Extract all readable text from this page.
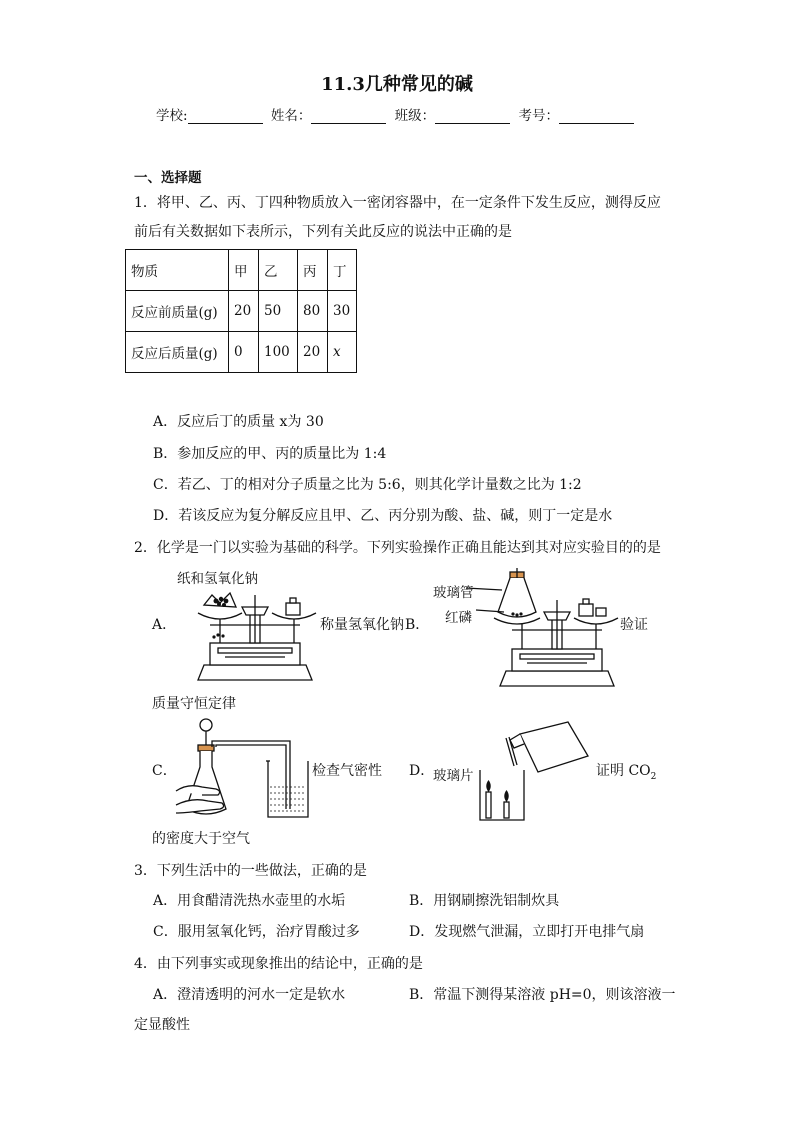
11.3几种常见的碱
学校:	姓名：	班级：	考号：
一、选择题
1．将甲、乙、丙、丁四种物质放入一密闭容器中，在一定条件下发生反应，测得反应
前后有关数据如下表所示，下列有关此反应的说法中正确的是
物质	甲	乙	丙	丁
反应前质量(g)	20	50	80	30
反应后质量(g)	0	100	20	x
A．反应后丁的质量 x为 30
B．参加反应的甲、丙的质量比为 1:4
C．若乙、丁的相对分子质量之比为 5:6，则其化学计量数之比为 1:2
D．若该反应为复分解反应且甲、乙、丙分别为酸、盐、碱，则丁一定是水
2．化学是一门以实验为基础的科学。下列实验操作正确且能达到其对应实验目的的是
A．
纸和氢氧化钠
称量氢氧化钠 B．
玻璃管
红磷	验证
质量守恒定律
C．	检查气密性 D．
玻璃片	证明 $CO_2$
的密度大于空气
3．下列生活中的一些做法，正确的是
A．用食醋清洗热水壶里的水垢	B．用钢刷擦洗铝制炊具
C．服用氢氧化钙，治疗胃酸过多	D．发现燃气泄漏，立即打开电排气扇
4．由下列事实或现象推出的结论中，正确的是
A．澄清透明的河水一定是软水	B．常温下测得某溶液 pH=0，则该溶液一
定显酸性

● ● ●

- Aim
Your task is to repeat the data above exactly while excluding the pictures.

- Answer for the task
Extract all readable text from this page.
11.3几种常见的碱
学校:	姓名：	班级：	考号：
一、选择题
1．将甲、乙、丙、丁四种物质放入一密闭容器中，在一定条件下发生反应，测得反应
前后有关数据如下表所示，下列有关此反应的说法中正确的是
物质	甲	乙	丙	丁
反应前质量(g)	20	50	80	30
反应后质量(g)	0	100	20	x
A．反应后丁的质量 x为 30
B．参加反应的甲、丙的质量比为 1:4
C．若乙、丁的相对分子质量之比为 5:6，则其化学计量数之比为 1:2
D．若该反应为复分解反应且甲、乙、丙分别为酸、盐、碱，则丁一定是水
2．化学是一门以实验为基础的科学。下列实验操作正确且能达到其对应实验目的的是
A．
纸和氢氧化钠
称量氢氧化钠 B．
玻璃管
红磷	验证
质量守恒定律
C．	检查气密性 D．
玻璃片	证明 $CO_2$
的密度大于空气
3．下列生活中的一些做法，正确的是
A．用食醋清洗热水壶里的水垢	B．用钢刷擦洗铝制炊具
C．服用氢氧化钙，治疗胃酸过多	D．发现燃气泄漏，立即打开电排气扇
4．由下列事实或现象推出的结论中，正确的是
A．澄清透明的河水一定是软水	B．常温下测得某溶液 pH=0，则该溶液一
定显酸性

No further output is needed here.